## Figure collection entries
◇ ◇ ◇ ◇
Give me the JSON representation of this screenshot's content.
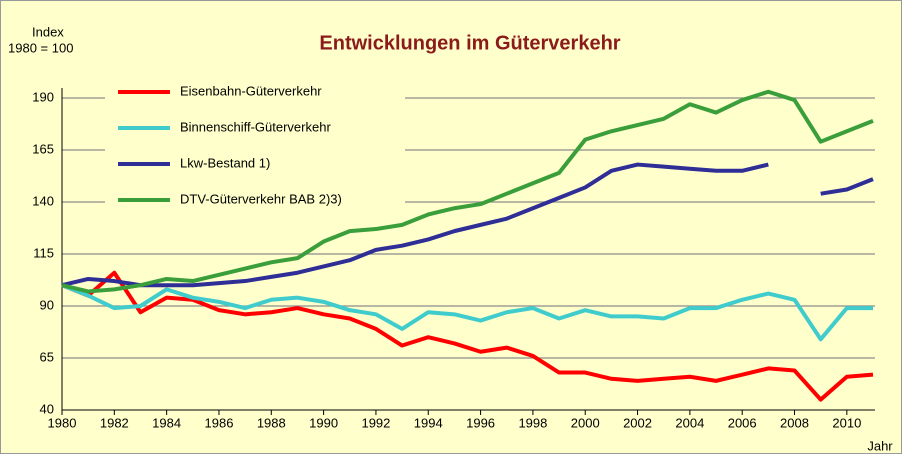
{
  "chart_data": {
    "type": "line",
    "title": "Entwicklungen im Güterverkehr",
    "y_label": [
      "Index",
      "1980 = 100"
    ],
    "x_label": "Jahr",
    "x": [
      1980,
      1981,
      1982,
      1983,
      1984,
      1985,
      1986,
      1987,
      1988,
      1989,
      1990,
      1991,
      1992,
      1993,
      1994,
      1995,
      1996,
      1997,
      1998,
      1999,
      2000,
      2001,
      2002,
      2003,
      2004,
      2005,
      2006,
      2007,
      2008,
      2009,
      2010,
      2011
    ],
    "xlim": [
      1980,
      2011
    ],
    "xticks": [
      1980,
      1982,
      1984,
      1986,
      1988,
      1990,
      1992,
      1994,
      1996,
      1998,
      2000,
      2002,
      2004,
      2006,
      2008,
      2010
    ],
    "ylim": [
      40,
      190
    ],
    "yticks": [
      40,
      65,
      90,
      115,
      140,
      165,
      190
    ],
    "grid": true,
    "legend": "top-left",
    "series": [
      {
        "name": "Eisenbahn-Güterverkehr",
        "color": "#ff0000",
        "values": [
          100,
          95,
          106,
          87,
          94,
          93,
          88,
          86,
          87,
          89,
          86,
          84,
          79,
          71,
          75,
          72,
          68,
          70,
          66,
          58,
          58,
          55,
          54,
          55,
          56,
          54,
          57,
          60,
          59,
          45,
          56,
          57
        ]
      },
      {
        "name": "Binnenschiff-Güterverkehr",
        "color": "#40cccc",
        "values": [
          100,
          95,
          89,
          90,
          98,
          94,
          92,
          89,
          93,
          94,
          92,
          88,
          86,
          79,
          87,
          86,
          83,
          87,
          89,
          84,
          88,
          85,
          85,
          84,
          89,
          89,
          93,
          96,
          93,
          74,
          89,
          89
        ]
      },
      {
        "name": "Lkw-Bestand 1)",
        "color": "#2e2e96",
        "values": [
          100,
          103,
          102,
          100,
          100,
          100,
          101,
          102,
          104,
          106,
          109,
          112,
          117,
          119,
          122,
          126,
          129,
          132,
          137,
          142,
          147,
          155,
          158,
          157,
          156,
          155,
          155,
          158,
          null,
          144,
          146,
          151
        ]
      },
      {
        "name": "DTV-Güterverkehr BAB 2)3)",
        "color": "#3a9e3a",
        "values": [
          100,
          97,
          98,
          100,
          103,
          102,
          105,
          108,
          111,
          113,
          121,
          126,
          127,
          129,
          134,
          137,
          139,
          144,
          149,
          154,
          170,
          174,
          177,
          180,
          187,
          183,
          189,
          193,
          189,
          169,
          174,
          179
        ]
      }
    ]
  }
}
◇ ◇ ◇ ◇
## DIRECTIONS FOR THIS TASK
Gather every line from the listing above in which "Güterverkehr" appears, and copy those lines.

## RESULT OF THE TASK
    "title": "Entwicklungen im Güterverkehr",
        "name": "Eisenbahn-Güterverkehr",
        "name": "Binnenschiff-Güterverkehr",
        "name": "DTV-Güterverkehr BAB 2)3)",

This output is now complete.